(Stored data)
##########

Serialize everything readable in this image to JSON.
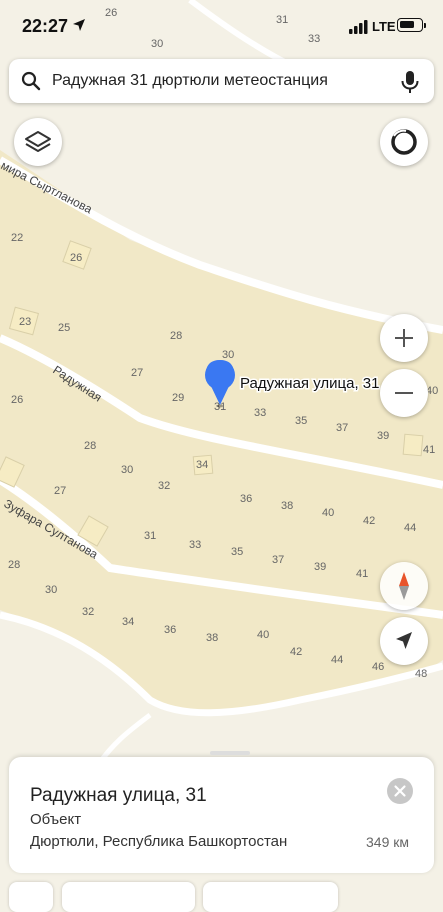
{
  "status_bar": {
    "time": "22:27",
    "network": "LTE",
    "battery_level": 0.75
  },
  "search": {
    "query": "Радужная 31 дюртюли метеостанция",
    "icon": "search-icon",
    "mic_icon": "microphone-icon"
  },
  "map": {
    "marker_label": "Радужная улица, 31",
    "marker_color": "#3a78f2",
    "street_labels": [
      "Радужная",
      "Зуфара Султанова",
      "мира Сыртланова"
    ],
    "house_numbers": [
      "26",
      "30",
      "31",
      "33",
      "22",
      "26",
      "23",
      "25",
      "28",
      "30",
      "27",
      "29",
      "31",
      "33",
      "35",
      "37",
      "39",
      "40",
      "41",
      "26",
      "28",
      "30",
      "34",
      "32",
      "27",
      "36",
      "38",
      "40",
      "42",
      "44",
      "31",
      "33",
      "35",
      "37",
      "39",
      "41",
      "28",
      "30",
      "32",
      "34",
      "36",
      "38",
      "40",
      "42",
      "44",
      "46",
      "48"
    ]
  },
  "controls": {
    "layers_icon": "layers-icon",
    "profile_icon": "profile-ring-icon",
    "zoom_in_icon": "plus-icon",
    "zoom_out_icon": "minus-icon",
    "compass_icon": "compass-icon",
    "location_icon": "navigation-arrow-icon"
  },
  "place_card": {
    "title": "Радужная улица, 31",
    "type": "Объект",
    "address": "Дюртюли, Республика Башкортостан",
    "distance": "349 км",
    "close_icon": "close-icon"
  }
}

##########

DIRECTIONS FOR THIS TASK. Repeat the entries exactly. Pictures are excluded from the copy.

ANSWER TO THE PROBLEM.
Serialize everything readable in this image to JSON.
{
  "status_bar": {
    "time": "22:27",
    "network": "LTE",
    "battery_level": 0.75
  },
  "search": {
    "query": "Радужная 31 дюртюли метеостанция",
    "icon": "search-icon",
    "mic_icon": "microphone-icon"
  },
  "map": {
    "marker_label": "Радужная улица, 31",
    "marker_color": "#3a78f2",
    "street_labels": [
      "Радужная",
      "Зуфара Султанова",
      "мира Сыртланова"
    ],
    "house_numbers": [
      "26",
      "30",
      "31",
      "33",
      "22",
      "26",
      "23",
      "25",
      "28",
      "30",
      "27",
      "29",
      "31",
      "33",
      "35",
      "37",
      "39",
      "40",
      "41",
      "26",
      "28",
      "30",
      "34",
      "32",
      "27",
      "36",
      "38",
      "40",
      "42",
      "44",
      "31",
      "33",
      "35",
      "37",
      "39",
      "41",
      "28",
      "30",
      "32",
      "34",
      "36",
      "38",
      "40",
      "42",
      "44",
      "46",
      "48"
    ]
  },
  "controls": {
    "layers_icon": "layers-icon",
    "profile_icon": "profile-ring-icon",
    "zoom_in_icon": "plus-icon",
    "zoom_out_icon": "minus-icon",
    "compass_icon": "compass-icon",
    "location_icon": "navigation-arrow-icon"
  },
  "place_card": {
    "title": "Радужная улица, 31",
    "type": "Объект",
    "address": "Дюртюли, Республика Башкортостан",
    "distance": "349 км",
    "close_icon": "close-icon"
  }
}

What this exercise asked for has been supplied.